● **Problem details**
Find each line containing the string "товаров" and return it.

● **Stored data**
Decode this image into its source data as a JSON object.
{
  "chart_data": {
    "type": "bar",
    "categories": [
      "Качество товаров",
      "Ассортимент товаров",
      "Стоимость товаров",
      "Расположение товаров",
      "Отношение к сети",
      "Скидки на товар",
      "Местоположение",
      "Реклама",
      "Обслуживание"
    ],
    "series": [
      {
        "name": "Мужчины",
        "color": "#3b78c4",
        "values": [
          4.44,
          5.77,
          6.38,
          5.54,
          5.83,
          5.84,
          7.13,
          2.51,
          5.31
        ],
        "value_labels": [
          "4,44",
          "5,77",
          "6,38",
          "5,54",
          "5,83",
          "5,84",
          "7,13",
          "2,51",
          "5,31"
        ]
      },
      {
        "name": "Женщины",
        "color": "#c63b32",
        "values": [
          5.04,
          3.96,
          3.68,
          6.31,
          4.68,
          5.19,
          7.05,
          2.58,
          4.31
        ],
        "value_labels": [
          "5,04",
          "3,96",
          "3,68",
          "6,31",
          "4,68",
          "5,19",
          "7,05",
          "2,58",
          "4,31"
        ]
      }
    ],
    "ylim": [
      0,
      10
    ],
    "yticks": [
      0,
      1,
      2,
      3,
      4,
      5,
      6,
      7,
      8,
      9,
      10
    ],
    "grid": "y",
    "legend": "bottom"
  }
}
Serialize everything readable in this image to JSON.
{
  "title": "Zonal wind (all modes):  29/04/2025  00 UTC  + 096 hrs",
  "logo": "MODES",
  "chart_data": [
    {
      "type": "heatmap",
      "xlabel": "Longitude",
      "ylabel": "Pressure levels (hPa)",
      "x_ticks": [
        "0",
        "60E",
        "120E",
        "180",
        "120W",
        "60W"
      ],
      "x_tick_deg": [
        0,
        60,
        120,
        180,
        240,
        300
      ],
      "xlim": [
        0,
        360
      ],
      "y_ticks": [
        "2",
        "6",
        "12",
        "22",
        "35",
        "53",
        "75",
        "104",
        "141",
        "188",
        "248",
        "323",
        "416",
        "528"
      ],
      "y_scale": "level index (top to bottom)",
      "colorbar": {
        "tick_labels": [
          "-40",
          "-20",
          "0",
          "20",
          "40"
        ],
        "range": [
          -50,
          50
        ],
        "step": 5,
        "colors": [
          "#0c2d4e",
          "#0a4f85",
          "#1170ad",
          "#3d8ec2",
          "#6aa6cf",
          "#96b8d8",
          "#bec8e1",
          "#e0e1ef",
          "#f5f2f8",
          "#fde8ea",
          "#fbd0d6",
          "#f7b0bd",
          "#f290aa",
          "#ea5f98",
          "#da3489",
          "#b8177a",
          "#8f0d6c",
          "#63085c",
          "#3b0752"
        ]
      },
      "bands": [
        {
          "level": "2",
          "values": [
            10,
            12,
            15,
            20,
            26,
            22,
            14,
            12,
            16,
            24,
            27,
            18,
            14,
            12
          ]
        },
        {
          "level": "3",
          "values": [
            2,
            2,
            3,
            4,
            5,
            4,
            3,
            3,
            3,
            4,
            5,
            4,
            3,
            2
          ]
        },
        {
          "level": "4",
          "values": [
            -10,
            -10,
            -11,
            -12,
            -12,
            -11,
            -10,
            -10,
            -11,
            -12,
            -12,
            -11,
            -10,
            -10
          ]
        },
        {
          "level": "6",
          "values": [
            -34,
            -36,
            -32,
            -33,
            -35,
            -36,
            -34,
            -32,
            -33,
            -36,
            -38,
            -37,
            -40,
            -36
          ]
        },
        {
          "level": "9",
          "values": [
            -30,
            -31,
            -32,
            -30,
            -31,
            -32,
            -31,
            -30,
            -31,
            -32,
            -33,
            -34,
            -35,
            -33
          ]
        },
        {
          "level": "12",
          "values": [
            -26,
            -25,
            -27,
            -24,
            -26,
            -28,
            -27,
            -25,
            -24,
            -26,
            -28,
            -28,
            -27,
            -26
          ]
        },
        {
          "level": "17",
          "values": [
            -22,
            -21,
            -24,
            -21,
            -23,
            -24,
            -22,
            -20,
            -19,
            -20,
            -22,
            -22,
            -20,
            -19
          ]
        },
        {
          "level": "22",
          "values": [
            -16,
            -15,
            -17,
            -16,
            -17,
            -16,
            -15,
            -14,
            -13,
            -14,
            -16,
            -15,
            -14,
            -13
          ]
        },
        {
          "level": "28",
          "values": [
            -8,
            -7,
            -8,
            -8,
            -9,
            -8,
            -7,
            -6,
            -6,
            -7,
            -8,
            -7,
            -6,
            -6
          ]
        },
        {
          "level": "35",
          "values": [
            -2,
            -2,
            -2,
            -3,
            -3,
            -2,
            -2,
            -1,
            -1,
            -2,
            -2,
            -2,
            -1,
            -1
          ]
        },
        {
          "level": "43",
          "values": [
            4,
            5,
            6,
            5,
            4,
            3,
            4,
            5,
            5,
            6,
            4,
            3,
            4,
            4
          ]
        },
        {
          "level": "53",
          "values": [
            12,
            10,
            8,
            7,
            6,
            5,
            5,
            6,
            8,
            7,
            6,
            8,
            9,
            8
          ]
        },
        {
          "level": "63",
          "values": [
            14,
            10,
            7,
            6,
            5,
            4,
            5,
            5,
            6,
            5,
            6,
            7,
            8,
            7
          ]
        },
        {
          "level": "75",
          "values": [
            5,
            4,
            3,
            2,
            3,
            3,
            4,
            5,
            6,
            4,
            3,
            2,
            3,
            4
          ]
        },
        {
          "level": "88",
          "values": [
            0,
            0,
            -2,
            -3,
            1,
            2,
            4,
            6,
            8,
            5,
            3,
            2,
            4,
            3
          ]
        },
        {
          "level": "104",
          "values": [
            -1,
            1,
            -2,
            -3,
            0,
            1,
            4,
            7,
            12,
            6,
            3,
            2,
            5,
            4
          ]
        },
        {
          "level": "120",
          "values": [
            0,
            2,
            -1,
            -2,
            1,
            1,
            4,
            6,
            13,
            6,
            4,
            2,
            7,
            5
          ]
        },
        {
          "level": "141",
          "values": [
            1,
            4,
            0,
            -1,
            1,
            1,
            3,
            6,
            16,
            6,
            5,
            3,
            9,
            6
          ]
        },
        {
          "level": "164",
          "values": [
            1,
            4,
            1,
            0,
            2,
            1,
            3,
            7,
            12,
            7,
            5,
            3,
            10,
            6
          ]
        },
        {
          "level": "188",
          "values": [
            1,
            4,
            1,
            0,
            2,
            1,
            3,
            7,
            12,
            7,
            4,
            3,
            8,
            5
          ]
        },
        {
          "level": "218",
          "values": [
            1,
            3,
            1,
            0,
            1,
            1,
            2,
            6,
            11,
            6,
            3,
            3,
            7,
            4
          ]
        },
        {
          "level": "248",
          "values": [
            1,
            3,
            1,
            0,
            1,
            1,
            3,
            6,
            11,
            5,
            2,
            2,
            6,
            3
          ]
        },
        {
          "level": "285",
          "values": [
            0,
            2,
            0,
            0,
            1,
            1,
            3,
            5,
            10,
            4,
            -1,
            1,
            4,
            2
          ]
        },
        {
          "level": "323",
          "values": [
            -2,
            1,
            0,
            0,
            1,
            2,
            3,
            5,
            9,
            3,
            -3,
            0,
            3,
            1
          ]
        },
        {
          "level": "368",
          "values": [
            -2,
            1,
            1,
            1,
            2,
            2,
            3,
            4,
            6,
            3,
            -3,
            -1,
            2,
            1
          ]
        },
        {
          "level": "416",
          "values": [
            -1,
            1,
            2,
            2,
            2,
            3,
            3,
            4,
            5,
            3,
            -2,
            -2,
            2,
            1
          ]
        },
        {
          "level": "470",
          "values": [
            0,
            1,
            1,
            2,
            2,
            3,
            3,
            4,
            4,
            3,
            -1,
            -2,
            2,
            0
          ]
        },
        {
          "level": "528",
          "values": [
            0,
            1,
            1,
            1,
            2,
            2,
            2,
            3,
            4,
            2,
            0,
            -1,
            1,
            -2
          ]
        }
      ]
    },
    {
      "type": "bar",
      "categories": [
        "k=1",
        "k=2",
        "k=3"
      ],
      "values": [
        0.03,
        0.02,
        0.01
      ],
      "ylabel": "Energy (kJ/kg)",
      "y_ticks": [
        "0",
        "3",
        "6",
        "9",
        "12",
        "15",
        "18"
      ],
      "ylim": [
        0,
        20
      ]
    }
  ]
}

● **Worked solution**
      "Качество товаров",
      "Ассортимент товаров",
      "Стоимость товаров",
      "Расположение товаров",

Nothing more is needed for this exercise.